OBJECTIVE ->
Every line of the data that contains the string "Number" must be copied.

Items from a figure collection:
◇ ◇ ◇ ◇ ◇ ◇ ◇

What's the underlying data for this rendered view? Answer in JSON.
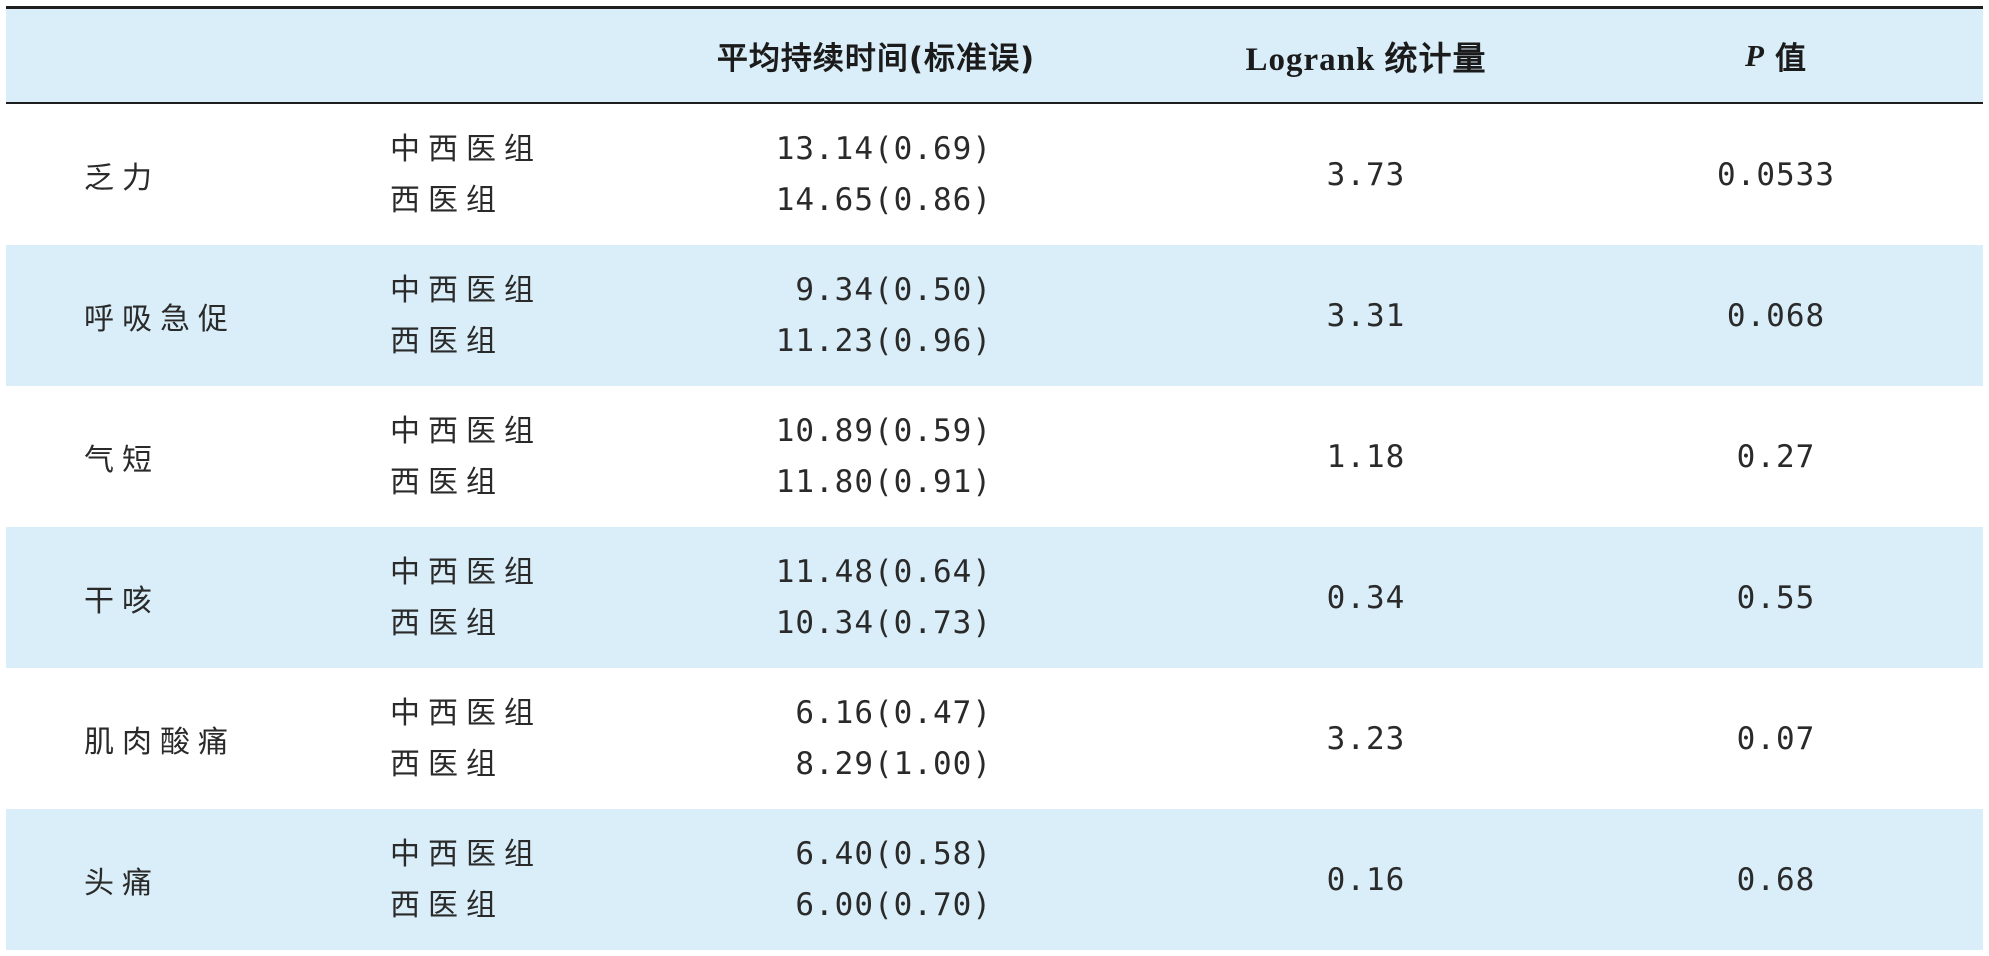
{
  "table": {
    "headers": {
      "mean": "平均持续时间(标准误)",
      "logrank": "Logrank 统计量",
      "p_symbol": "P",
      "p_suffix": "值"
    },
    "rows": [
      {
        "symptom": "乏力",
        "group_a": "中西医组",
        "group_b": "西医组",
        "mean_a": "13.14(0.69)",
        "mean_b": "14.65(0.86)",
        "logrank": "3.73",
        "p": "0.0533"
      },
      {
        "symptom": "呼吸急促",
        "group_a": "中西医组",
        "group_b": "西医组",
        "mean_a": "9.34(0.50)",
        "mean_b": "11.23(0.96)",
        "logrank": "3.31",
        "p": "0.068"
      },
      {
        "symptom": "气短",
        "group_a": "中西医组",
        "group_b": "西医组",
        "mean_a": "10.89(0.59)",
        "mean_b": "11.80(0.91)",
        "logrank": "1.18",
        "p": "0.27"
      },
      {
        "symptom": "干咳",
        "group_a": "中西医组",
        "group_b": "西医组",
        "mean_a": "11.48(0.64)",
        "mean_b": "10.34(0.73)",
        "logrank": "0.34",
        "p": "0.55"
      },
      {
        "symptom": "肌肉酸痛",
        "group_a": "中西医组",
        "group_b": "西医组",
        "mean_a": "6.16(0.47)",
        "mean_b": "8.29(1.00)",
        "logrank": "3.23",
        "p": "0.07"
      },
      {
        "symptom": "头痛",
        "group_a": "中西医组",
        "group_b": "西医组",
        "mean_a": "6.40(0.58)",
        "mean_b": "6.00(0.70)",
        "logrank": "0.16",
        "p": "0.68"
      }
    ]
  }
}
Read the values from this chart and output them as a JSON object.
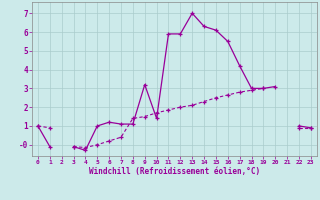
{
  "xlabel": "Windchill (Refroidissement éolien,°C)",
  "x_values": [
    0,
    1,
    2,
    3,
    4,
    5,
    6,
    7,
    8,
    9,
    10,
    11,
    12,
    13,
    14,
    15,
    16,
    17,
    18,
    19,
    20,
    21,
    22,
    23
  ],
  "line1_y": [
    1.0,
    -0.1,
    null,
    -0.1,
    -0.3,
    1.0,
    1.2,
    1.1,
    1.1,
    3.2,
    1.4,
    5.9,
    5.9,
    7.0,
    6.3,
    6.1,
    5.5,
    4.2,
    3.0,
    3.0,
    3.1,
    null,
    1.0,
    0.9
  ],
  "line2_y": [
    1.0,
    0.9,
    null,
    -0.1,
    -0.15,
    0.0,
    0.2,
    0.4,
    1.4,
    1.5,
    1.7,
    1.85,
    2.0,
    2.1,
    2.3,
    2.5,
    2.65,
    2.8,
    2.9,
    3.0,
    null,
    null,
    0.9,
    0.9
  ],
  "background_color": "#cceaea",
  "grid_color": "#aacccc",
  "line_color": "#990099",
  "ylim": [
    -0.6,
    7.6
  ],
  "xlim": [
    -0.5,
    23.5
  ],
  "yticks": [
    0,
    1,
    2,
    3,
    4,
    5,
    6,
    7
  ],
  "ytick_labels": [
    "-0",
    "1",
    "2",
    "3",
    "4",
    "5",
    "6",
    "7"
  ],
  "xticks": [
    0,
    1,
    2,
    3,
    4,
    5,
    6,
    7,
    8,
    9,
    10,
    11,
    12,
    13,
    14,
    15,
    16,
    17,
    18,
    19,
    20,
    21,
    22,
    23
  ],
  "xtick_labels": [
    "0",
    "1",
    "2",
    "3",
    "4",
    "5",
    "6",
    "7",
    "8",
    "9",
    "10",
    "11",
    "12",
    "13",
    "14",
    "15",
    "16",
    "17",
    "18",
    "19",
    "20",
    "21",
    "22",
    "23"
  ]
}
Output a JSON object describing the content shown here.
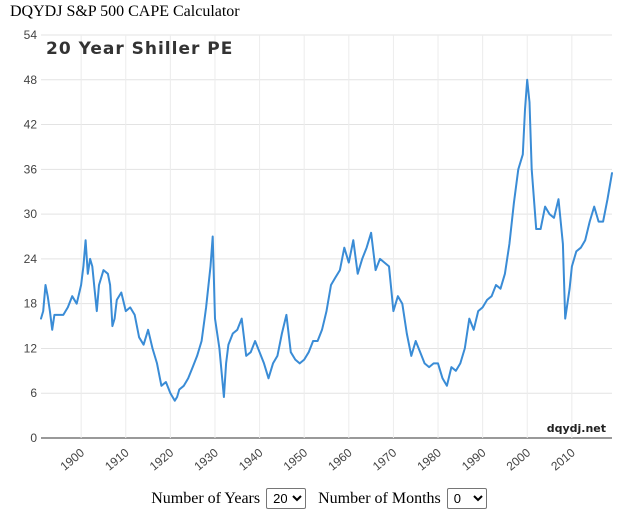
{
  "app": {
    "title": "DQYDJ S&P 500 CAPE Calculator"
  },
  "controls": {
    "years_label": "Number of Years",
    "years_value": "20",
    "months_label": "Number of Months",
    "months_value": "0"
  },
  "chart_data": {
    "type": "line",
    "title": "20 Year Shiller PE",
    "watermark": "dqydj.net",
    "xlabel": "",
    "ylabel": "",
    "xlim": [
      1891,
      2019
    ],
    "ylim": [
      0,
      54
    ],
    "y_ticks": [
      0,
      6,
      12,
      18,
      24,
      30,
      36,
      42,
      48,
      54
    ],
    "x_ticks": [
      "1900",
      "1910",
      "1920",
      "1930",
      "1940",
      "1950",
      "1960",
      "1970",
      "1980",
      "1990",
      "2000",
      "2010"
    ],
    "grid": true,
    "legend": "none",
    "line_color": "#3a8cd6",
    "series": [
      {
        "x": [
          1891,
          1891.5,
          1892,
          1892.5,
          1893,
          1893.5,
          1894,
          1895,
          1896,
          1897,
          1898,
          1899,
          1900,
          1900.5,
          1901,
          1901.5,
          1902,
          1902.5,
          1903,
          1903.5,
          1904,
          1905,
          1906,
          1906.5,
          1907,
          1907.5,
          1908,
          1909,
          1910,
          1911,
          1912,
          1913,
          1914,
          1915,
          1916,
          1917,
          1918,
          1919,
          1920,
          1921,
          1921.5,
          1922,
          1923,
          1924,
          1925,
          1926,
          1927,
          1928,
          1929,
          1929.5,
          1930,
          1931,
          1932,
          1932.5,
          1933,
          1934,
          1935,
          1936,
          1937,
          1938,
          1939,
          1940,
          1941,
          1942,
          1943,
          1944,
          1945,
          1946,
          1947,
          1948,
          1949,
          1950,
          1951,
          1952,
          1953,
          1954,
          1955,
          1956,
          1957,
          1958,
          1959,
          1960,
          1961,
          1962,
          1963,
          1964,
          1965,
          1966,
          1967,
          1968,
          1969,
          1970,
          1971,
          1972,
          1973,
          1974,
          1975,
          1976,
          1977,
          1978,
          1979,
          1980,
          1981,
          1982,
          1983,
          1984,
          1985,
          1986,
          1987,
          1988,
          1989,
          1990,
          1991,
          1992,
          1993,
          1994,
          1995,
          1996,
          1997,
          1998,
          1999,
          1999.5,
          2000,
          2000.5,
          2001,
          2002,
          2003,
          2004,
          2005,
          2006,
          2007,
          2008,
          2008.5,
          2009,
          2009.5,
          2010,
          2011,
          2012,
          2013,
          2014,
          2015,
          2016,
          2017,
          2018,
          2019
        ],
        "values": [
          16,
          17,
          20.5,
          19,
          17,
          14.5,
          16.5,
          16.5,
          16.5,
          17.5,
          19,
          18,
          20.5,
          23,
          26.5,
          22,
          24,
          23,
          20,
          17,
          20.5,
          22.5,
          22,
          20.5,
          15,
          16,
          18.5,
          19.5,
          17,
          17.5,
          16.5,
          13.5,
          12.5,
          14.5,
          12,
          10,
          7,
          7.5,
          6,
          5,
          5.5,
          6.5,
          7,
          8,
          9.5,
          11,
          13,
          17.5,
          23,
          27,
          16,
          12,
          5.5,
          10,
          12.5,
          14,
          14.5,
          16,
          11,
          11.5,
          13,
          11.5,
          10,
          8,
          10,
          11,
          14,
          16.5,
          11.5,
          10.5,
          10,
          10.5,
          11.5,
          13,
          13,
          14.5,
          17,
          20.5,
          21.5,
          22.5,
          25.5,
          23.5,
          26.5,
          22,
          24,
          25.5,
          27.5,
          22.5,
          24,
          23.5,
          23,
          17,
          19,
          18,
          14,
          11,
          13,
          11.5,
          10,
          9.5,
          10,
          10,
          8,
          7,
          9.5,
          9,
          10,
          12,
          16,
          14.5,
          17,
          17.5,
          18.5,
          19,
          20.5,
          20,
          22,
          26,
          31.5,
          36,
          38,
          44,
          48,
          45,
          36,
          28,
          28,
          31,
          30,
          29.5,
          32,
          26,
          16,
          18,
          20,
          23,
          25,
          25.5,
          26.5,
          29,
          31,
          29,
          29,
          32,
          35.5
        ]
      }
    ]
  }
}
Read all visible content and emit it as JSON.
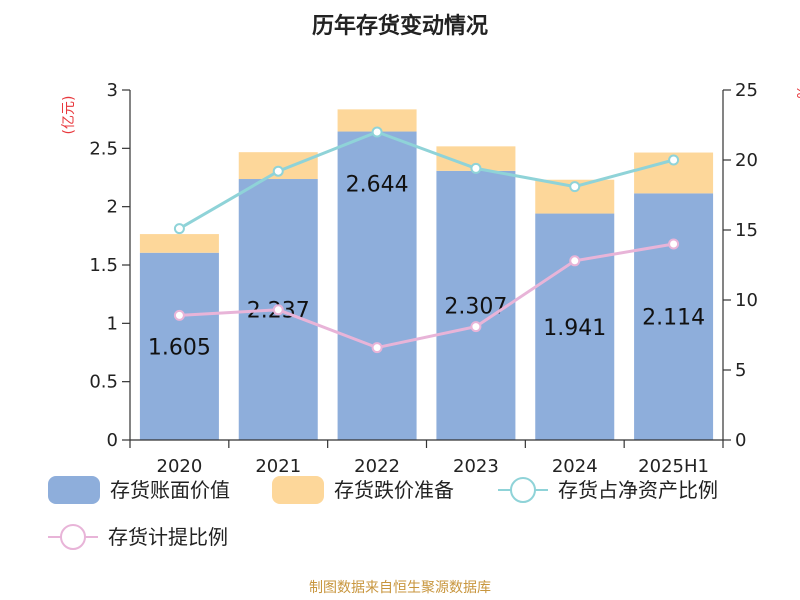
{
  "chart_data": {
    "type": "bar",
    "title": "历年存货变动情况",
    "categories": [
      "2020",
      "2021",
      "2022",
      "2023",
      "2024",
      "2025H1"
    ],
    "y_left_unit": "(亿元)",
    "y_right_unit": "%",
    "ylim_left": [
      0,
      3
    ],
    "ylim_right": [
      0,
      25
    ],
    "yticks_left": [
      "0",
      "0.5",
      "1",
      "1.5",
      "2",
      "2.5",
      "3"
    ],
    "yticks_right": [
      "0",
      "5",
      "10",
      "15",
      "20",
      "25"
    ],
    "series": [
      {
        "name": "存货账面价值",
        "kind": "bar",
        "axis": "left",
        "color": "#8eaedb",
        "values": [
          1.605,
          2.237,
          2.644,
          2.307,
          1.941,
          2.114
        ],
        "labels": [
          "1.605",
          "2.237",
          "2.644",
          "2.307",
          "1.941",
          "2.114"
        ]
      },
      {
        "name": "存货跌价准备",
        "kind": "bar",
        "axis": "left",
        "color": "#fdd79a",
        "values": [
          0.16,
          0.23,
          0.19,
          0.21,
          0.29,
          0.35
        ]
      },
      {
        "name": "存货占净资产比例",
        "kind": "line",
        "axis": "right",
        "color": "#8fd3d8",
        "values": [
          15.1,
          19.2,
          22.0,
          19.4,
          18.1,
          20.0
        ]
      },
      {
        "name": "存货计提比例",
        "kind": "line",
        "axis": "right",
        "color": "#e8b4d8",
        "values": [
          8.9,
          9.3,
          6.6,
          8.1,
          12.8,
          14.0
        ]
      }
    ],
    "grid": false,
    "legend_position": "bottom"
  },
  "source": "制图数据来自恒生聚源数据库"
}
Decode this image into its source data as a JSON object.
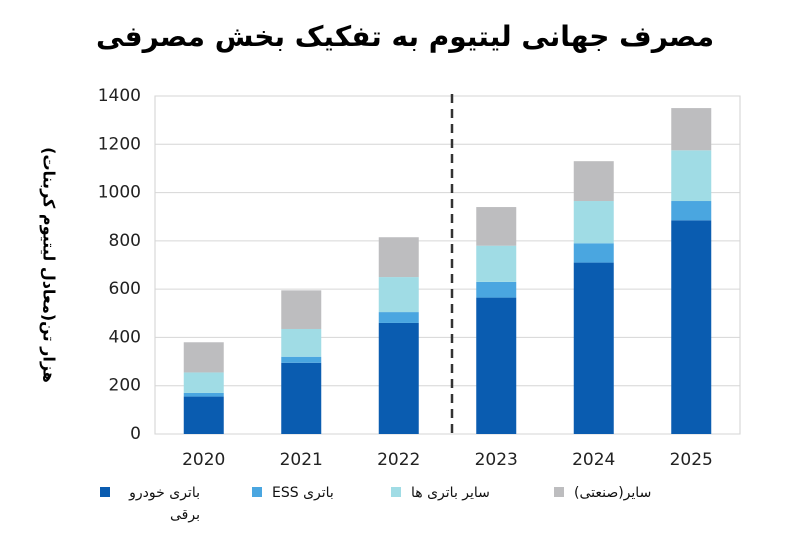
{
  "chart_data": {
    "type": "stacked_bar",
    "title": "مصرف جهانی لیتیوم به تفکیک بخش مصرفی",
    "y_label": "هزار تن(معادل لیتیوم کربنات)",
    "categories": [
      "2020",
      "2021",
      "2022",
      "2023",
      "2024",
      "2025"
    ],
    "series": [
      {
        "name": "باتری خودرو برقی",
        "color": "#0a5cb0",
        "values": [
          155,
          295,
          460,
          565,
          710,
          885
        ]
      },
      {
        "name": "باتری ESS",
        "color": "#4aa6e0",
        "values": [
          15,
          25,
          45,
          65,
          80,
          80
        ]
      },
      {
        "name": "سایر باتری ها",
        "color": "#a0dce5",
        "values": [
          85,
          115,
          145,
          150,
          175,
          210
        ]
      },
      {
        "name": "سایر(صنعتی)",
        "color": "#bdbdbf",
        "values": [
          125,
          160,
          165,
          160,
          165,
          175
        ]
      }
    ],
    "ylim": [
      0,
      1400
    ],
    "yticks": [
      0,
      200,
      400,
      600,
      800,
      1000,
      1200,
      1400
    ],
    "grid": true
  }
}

◇ ◇ ◇ ◇ ◇ ◇ ◇

REPLY ->
    "years_label": "Number of Years",
    "months_label": "Number of Months",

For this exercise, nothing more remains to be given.